TASK REQUIREMENTS:
Skip every picture, then write out exactly the lines of the listing below from the line that contains "Decode this image" through the final line.

Part of a data file

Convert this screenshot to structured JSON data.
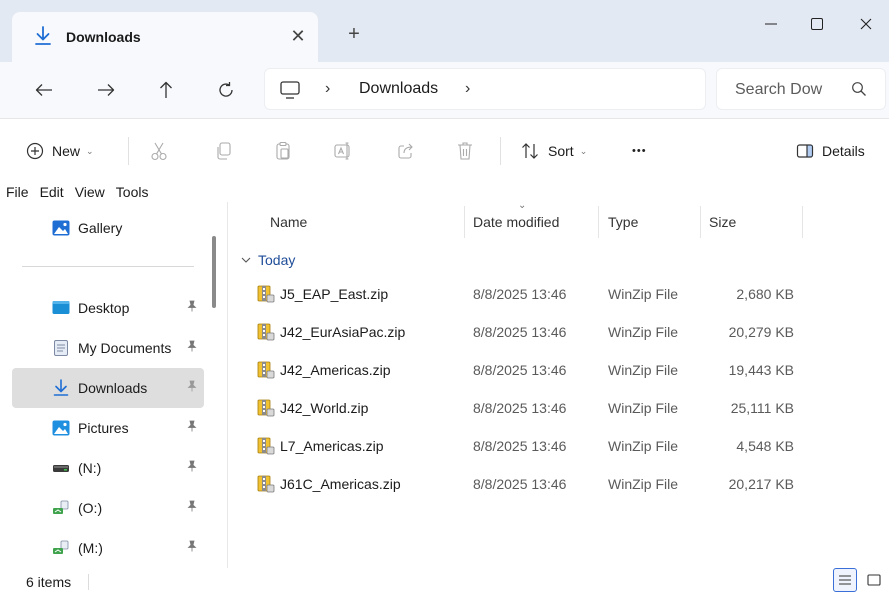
{
  "tab": {
    "title": "Downloads",
    "close_glyph": "✕",
    "new_tab_glyph": "+"
  },
  "window": {
    "minimize": "—",
    "maximize": "☐",
    "close": "✕"
  },
  "nav": {
    "back_glyph": "←",
    "forward_glyph": "→",
    "up_glyph": "↑",
    "refresh_glyph": "↻"
  },
  "address": {
    "separator": "›",
    "crumb": "Downloads"
  },
  "search": {
    "placeholder": "Search Dow"
  },
  "toolbar": {
    "new_label": "New",
    "sort_label": "Sort",
    "more_glyph": "•••",
    "details_label": "Details",
    "chevron": "⌄"
  },
  "menu": [
    "File",
    "Edit",
    "View",
    "Tools"
  ],
  "sidebar": {
    "items": [
      {
        "label": "Gallery",
        "icon": "gallery-icon",
        "pinned": false
      },
      {
        "label": "Desktop",
        "icon": "desktop-icon",
        "pinned": true
      },
      {
        "label": "My Documents",
        "icon": "documents-icon",
        "pinned": true
      },
      {
        "label": "Downloads",
        "icon": "downloads-icon",
        "pinned": true,
        "selected": true
      },
      {
        "label": "Pictures",
        "icon": "pictures-icon",
        "pinned": true
      },
      {
        "label": "(N:)",
        "icon": "drive-icon",
        "pinned": true
      },
      {
        "label": "(O:)",
        "icon": "network-drive-icon",
        "pinned": true
      },
      {
        "label": "(M:)",
        "icon": "network-drive-icon",
        "pinned": true
      }
    ],
    "pin_glyph": "📌"
  },
  "columns": {
    "name": "Name",
    "date": "Date modified",
    "type": "Type",
    "size": "Size"
  },
  "group": {
    "label": "Today",
    "glyph": "⌄"
  },
  "files": [
    {
      "name": "J5_EAP_East.zip",
      "date": "8/8/2025 13:46",
      "type": "WinZip File",
      "size": "2,680 KB"
    },
    {
      "name": "J42_EurAsiaPac.zip",
      "date": "8/8/2025 13:46",
      "type": "WinZip File",
      "size": "20,279 KB"
    },
    {
      "name": "J42_Americas.zip",
      "date": "8/8/2025 13:46",
      "type": "WinZip File",
      "size": "19,443 KB"
    },
    {
      "name": "J42_World.zip",
      "date": "8/8/2025 13:46",
      "type": "WinZip File",
      "size": "25,111 KB"
    },
    {
      "name": "L7_Americas.zip",
      "date": "8/8/2025 13:46",
      "type": "WinZip File",
      "size": "4,548 KB"
    },
    {
      "name": "J61C_Americas.zip",
      "date": "8/8/2025 13:46",
      "type": "WinZip File",
      "size": "20,217 KB"
    }
  ],
  "status": {
    "text": "6 items"
  },
  "colors": {
    "accent": "#1f6ed4",
    "titlebar": "#e3e9f2",
    "navbar": "#f7f9fc",
    "selected": "#dedede",
    "group": "#1f4d99"
  }
}
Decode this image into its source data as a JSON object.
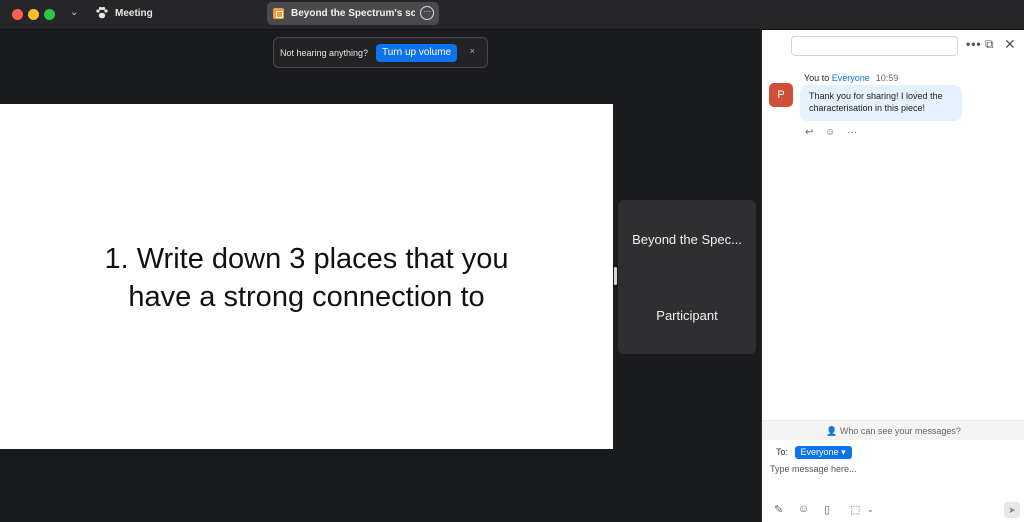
{
  "titlebar": {
    "app_title": "Meeting",
    "share_label": "Beyond the Spectrum's scree"
  },
  "notification": {
    "message": "Not hearing anything?",
    "action_label": "Turn up volume",
    "close": "×"
  },
  "slide": {
    "line1": "1. Write down 3 places that you",
    "line2": "have a strong connection to"
  },
  "participant_tile": {
    "name": "Beyond the Spec...",
    "role": "Participant"
  },
  "chat": {
    "search_placeholder": "",
    "messages": [
      {
        "avatar_letter": "P",
        "prefix": "You to ",
        "recipient": "Everyone",
        "time": "10:59",
        "text": "Thank you for sharing! I loved the characterisation in this piece!"
      }
    ],
    "visibility_note": "Who can see your messages?",
    "to_label": "To:",
    "to_recipient": "Everyone",
    "compose_placeholder": "Type message here..."
  },
  "colors": {
    "accent": "#0e72ed",
    "avatar": "#d14f38",
    "bubble": "#e5f1fd"
  }
}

ANSWER TO THE EXERCISE:
Decode this image into its source data as a JSON object.
{
  "titlebar": {
    "app_title": "Meeting",
    "share_label": "Beyond the Spectrum's scree"
  },
  "notification": {
    "message": "Not hearing anything?",
    "action_label": "Turn up volume",
    "close": "×"
  },
  "slide": {
    "line1": "1. Write down 3 places that you",
    "line2": "have a strong connection to"
  },
  "participant_tile": {
    "name": "Beyond the Spec...",
    "role": "Participant"
  },
  "chat": {
    "search_placeholder": "",
    "messages": [
      {
        "avatar_letter": "P",
        "prefix": "You to ",
        "recipient": "Everyone",
        "time": "10:59",
        "text": "Thank you for sharing! I loved the characterisation in this piece!"
      }
    ],
    "visibility_note": "Who can see your messages?",
    "to_label": "To:",
    "to_recipient": "Everyone",
    "compose_placeholder": "Type message here..."
  },
  "colors": {
    "accent": "#0e72ed",
    "avatar": "#d14f38",
    "bubble": "#e5f1fd"
  }
}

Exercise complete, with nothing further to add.